## BEGIN Data for this exercise
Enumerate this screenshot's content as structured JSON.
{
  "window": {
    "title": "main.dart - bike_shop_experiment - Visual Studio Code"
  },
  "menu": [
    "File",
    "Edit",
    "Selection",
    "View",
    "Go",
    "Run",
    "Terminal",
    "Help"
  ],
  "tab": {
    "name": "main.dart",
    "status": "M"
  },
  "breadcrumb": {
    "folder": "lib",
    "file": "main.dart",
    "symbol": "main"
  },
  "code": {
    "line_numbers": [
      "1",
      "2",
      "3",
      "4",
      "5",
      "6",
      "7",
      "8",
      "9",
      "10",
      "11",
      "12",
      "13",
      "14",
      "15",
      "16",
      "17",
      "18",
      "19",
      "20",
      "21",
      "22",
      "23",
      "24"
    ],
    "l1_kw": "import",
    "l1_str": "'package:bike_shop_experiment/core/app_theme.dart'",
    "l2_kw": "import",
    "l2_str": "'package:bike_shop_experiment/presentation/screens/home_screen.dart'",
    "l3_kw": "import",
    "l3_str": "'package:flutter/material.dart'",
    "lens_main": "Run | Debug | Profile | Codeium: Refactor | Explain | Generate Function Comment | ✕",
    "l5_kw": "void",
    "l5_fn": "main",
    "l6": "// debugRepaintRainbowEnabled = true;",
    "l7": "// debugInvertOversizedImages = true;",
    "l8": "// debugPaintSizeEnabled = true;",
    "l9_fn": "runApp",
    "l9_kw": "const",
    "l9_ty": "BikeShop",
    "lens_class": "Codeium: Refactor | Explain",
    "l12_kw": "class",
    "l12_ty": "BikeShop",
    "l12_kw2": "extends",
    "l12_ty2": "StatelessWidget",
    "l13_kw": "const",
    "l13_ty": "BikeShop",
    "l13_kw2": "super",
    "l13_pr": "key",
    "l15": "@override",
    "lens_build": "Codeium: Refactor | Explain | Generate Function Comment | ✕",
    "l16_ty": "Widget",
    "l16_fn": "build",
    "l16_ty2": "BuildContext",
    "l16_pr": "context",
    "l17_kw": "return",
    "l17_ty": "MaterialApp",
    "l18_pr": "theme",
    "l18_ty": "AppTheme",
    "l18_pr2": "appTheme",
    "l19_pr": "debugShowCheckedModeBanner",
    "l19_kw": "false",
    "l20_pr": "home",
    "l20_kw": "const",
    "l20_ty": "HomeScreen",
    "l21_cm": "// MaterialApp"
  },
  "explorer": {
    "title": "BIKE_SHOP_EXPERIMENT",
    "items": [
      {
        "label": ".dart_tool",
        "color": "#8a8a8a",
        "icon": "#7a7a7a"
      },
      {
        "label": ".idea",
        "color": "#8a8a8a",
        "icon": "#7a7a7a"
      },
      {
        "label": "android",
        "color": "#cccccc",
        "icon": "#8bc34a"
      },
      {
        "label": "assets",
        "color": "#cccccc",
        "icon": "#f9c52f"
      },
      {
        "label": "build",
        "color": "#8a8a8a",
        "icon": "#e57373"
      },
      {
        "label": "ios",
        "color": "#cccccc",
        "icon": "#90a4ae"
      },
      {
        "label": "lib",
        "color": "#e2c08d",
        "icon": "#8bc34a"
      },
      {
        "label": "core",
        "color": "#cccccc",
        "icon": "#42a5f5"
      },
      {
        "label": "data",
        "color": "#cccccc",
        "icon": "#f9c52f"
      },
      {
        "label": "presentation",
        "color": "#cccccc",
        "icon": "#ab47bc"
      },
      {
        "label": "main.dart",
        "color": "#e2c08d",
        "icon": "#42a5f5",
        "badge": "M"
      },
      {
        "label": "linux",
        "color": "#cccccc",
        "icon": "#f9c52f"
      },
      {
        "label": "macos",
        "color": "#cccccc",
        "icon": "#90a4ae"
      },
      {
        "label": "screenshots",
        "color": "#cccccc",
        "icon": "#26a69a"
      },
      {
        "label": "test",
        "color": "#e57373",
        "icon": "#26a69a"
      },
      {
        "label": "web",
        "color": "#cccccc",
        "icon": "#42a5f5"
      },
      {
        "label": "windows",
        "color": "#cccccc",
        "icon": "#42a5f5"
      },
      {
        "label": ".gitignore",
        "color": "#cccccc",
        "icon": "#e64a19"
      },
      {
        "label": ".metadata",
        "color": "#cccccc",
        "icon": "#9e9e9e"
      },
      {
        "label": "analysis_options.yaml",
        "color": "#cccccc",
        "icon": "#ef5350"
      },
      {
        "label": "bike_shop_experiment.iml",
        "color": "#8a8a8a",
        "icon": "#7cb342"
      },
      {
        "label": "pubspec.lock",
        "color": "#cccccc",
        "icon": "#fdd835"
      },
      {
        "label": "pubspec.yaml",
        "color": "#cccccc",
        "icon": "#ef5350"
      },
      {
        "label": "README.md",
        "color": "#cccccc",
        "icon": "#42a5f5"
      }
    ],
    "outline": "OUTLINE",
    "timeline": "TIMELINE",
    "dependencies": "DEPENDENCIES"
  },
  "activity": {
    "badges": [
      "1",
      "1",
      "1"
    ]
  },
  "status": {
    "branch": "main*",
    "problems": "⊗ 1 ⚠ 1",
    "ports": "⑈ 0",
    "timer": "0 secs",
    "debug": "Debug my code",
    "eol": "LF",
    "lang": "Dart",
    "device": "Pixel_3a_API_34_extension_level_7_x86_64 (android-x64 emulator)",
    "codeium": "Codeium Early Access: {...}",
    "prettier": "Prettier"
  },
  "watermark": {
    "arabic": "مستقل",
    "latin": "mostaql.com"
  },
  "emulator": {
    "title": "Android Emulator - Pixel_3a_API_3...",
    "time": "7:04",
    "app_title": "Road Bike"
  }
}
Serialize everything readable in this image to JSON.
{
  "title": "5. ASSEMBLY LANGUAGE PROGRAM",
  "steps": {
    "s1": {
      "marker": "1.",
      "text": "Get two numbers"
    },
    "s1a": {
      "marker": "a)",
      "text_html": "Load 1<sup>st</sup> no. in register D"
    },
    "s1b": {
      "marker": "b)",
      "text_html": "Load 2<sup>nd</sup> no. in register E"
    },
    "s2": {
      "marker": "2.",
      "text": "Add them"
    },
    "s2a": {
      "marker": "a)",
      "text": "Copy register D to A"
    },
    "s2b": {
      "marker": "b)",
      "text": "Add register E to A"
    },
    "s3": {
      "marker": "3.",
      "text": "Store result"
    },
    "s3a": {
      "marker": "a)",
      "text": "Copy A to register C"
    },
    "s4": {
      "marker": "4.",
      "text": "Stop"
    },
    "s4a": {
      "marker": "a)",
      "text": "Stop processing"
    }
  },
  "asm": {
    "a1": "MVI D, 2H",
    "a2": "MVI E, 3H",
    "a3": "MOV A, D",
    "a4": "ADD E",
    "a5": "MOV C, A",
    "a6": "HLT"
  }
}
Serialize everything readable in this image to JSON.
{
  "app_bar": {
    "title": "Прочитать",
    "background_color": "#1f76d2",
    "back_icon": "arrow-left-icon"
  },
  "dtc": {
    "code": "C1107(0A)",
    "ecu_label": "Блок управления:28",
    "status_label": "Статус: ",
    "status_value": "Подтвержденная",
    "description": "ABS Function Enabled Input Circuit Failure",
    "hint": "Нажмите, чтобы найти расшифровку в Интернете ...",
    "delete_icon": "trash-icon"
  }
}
## END Data for this exercise
# What is asked
Look through the records and gather every line containing "Codeium".

# Completed exercise
    "lens_main": "Run | Debug | Profile | Codeium: Refactor | Explain | Generate Function Comment | ✕",
    "lens_class": "Codeium: Refactor | Explain",
    "lens_build": "Codeium: Refactor | Explain | Generate Function Comment | ✕",
    "codeium": "Codeium Early Access: {...}",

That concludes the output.